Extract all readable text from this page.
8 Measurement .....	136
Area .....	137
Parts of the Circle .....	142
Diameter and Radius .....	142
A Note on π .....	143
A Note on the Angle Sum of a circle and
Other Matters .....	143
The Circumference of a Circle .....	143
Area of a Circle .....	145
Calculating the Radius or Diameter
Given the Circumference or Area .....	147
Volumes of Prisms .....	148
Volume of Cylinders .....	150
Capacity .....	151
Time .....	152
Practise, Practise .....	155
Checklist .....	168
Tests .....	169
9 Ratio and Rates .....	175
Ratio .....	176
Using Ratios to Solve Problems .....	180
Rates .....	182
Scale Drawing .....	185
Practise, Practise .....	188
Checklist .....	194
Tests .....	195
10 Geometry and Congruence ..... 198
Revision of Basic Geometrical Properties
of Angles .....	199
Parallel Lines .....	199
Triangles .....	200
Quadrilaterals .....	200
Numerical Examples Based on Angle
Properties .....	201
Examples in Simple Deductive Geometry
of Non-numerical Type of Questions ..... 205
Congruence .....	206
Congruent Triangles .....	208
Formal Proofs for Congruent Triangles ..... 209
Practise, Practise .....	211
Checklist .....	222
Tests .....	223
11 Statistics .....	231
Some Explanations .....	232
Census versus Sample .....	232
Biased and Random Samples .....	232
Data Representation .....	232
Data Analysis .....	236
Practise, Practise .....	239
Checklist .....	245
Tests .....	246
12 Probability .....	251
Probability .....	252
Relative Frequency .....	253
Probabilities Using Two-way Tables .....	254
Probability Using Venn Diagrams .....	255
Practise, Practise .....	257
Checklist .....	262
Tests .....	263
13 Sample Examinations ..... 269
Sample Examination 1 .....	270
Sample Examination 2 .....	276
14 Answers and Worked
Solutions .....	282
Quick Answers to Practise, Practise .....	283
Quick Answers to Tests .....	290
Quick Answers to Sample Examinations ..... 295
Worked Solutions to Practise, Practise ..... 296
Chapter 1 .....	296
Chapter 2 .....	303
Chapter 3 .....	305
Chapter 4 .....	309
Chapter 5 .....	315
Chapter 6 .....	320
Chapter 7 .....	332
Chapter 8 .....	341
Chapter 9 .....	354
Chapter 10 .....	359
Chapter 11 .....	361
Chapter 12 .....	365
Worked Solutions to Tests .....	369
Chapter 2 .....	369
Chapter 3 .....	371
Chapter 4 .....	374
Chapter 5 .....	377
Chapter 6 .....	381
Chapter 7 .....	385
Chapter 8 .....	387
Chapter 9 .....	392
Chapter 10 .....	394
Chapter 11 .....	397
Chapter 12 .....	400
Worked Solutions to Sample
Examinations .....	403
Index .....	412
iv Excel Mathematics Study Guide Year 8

○ ○ ○ ○ ○

→ **Problem statement**
Retype all of the material, keeping each line exact.

→ **Answer for the task**
Extract all readable text from this page.
8 Measurement .....	136
Area .....	137
Parts of the Circle .....	142
Diameter and Radius .....	142
A Note on π .....	143
A Note on the Angle Sum of a circle and
Other Matters .....	143
The Circumference of a Circle .....	143
Area of a Circle .....	145
Calculating the Radius or Diameter
Given the Circumference or Area .....	147
Volumes of Prisms .....	148
Volume of Cylinders .....	150
Capacity .....	151
Time .....	152
Practise, Practise .....	155
Checklist .....	168
Tests .....	169
9 Ratio and Rates .....	175
Ratio .....	176
Using Ratios to Solve Problems .....	180
Rates .....	182
Scale Drawing .....	185
Practise, Practise .....	188
Checklist .....	194
Tests .....	195
10 Geometry and Congruence ..... 198
Revision of Basic Geometrical Properties
of Angles .....	199
Parallel Lines .....	199
Triangles .....	200
Quadrilaterals .....	200
Numerical Examples Based on Angle
Properties .....	201
Examples in Simple Deductive Geometry
of Non-numerical Type of Questions ..... 205
Congruence .....	206
Congruent Triangles .....	208
Formal Proofs for Congruent Triangles ..... 209
Practise, Practise .....	211
Checklist .....	222
Tests .....	223
11 Statistics .....	231
Some Explanations .....	232
Census versus Sample .....	232
Biased and Random Samples .....	232
Data Representation .....	232
Data Analysis .....	236
Practise, Practise .....	239
Checklist .....	245
Tests .....	246
12 Probability .....	251
Probability .....	252
Relative Frequency .....	253
Probabilities Using Two-way Tables .....	254
Probability Using Venn Diagrams .....	255
Practise, Practise .....	257
Checklist .....	262
Tests .....	263
13 Sample Examinations ..... 269
Sample Examination 1 .....	270
Sample Examination 2 .....	276
14 Answers and Worked
Solutions .....	282
Quick Answers to Practise, Practise .....	283
Quick Answers to Tests .....	290
Quick Answers to Sample Examinations ..... 295
Worked Solutions to Practise, Practise ..... 296
Chapter 1 .....	296
Chapter 2 .....	303
Chapter 3 .....	305
Chapter 4 .....	309
Chapter 5 .....	315
Chapter 6 .....	320
Chapter 7 .....	332
Chapter 8 .....	341
Chapter 9 .....	354
Chapter 10 .....	359
Chapter 11 .....	361
Chapter 12 .....	365
Worked Solutions to Tests .....	369
Chapter 2 .....	369
Chapter 3 .....	371
Chapter 4 .....	374
Chapter 5 .....	377
Chapter 6 .....	381
Chapter 7 .....	385
Chapter 8 .....	387
Chapter 9 .....	392
Chapter 10 .....	394
Chapter 11 .....	397
Chapter 12 .....	400
Worked Solutions to Sample
Examinations .....	403
Index .....	412
iv Excel Mathematics Study Guide Year 8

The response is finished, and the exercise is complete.